Document page transcription items:

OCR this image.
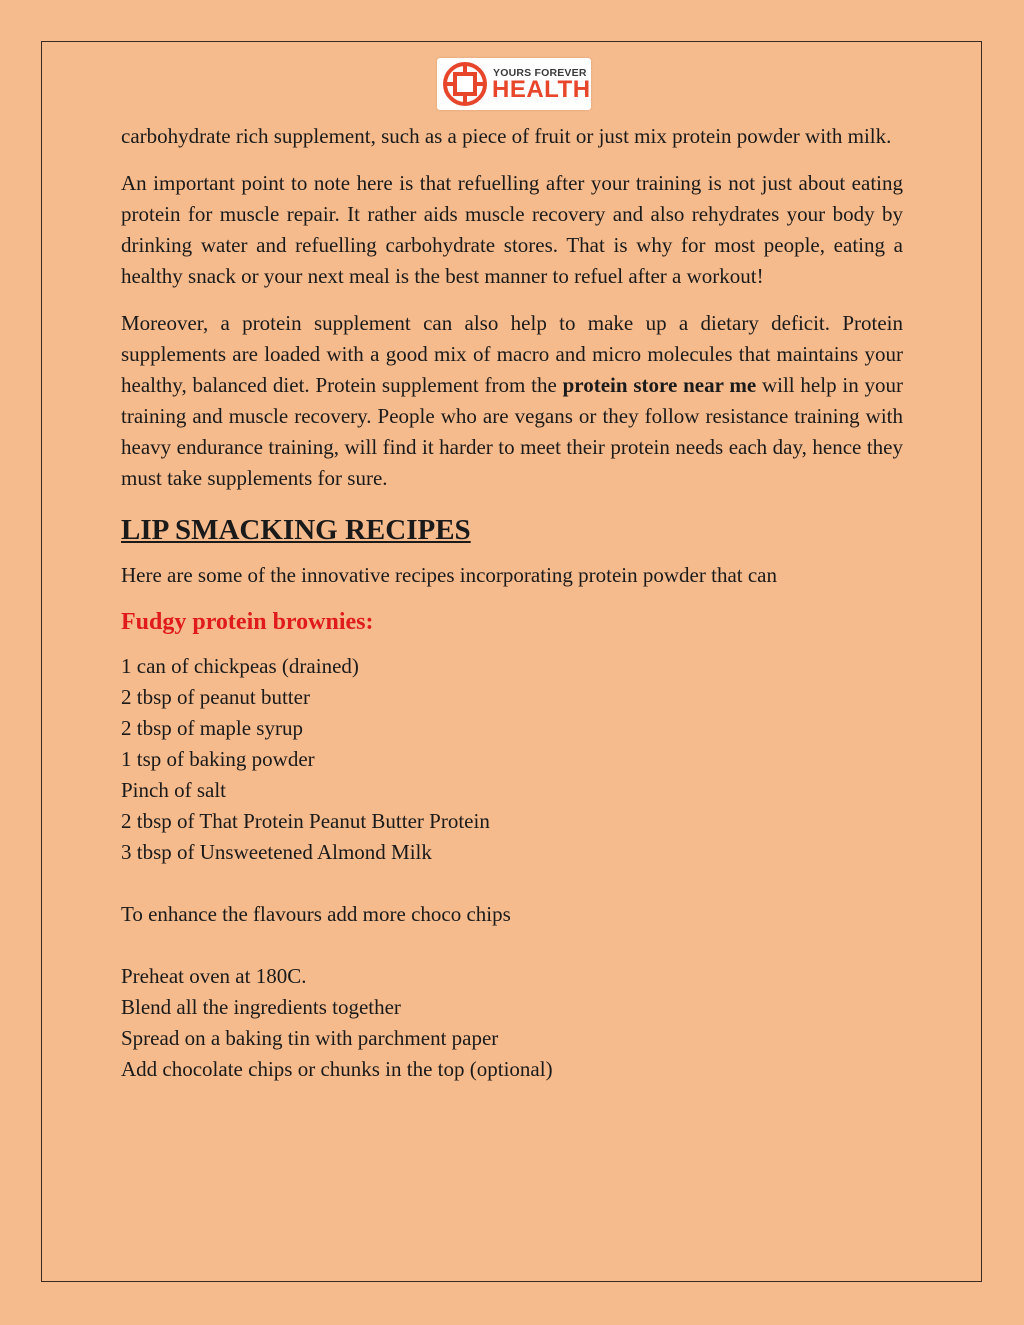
YOURS FOREVER
HEALTH

carbohydrate rich supplement, such as a piece of fruit or just mix protein powder with milk.

An important point to note here is that refuelling after your training is not just about eating protein for muscle repair. It rather aids muscle recovery and also rehydrates your body by drinking water and refuelling carbohydrate stores. That is why for most people, eating a healthy snack or your next meal is the best manner to refuel after a workout!

Moreover, a protein supplement can also help to make up a dietary deficit. Protein supplements are loaded with a good mix of macro and micro molecules that maintains your healthy, balanced diet. Protein supplement from the protein store near me will help in your training and muscle recovery. People who are vegans or they follow resistance training with heavy endurance training, will find it harder to meet their protein needs each day, hence they must take supplements for sure.

LIP SMACKING RECIPES

Here are some of the innovative recipes incorporating protein powder that can

Fudgy protein brownies:
1 can of chickpeas (drained)
2 tbsp of peanut butter
2 tbsp of maple syrup
1 tsp of baking powder
Pinch of salt
2 tbsp of That Protein Peanut Butter Protein
3 tbsp of Unsweetened Almond Milk
To enhance the flavours add more choco chips
Preheat oven at 180C.
Blend all the ingredients together
Spread on a baking tin with parchment paper
Add chocolate chips or chunks in the top (optional)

#### Work to be completed:
For each line in the entries that holds "tbsp", return that line.

#### Result of the task:
2 tbsp of peanut butter
2 tbsp of maple syrup
2 tbsp of That Protein Peanut Butter Protein
3 tbsp of Unsweetened Almond Milk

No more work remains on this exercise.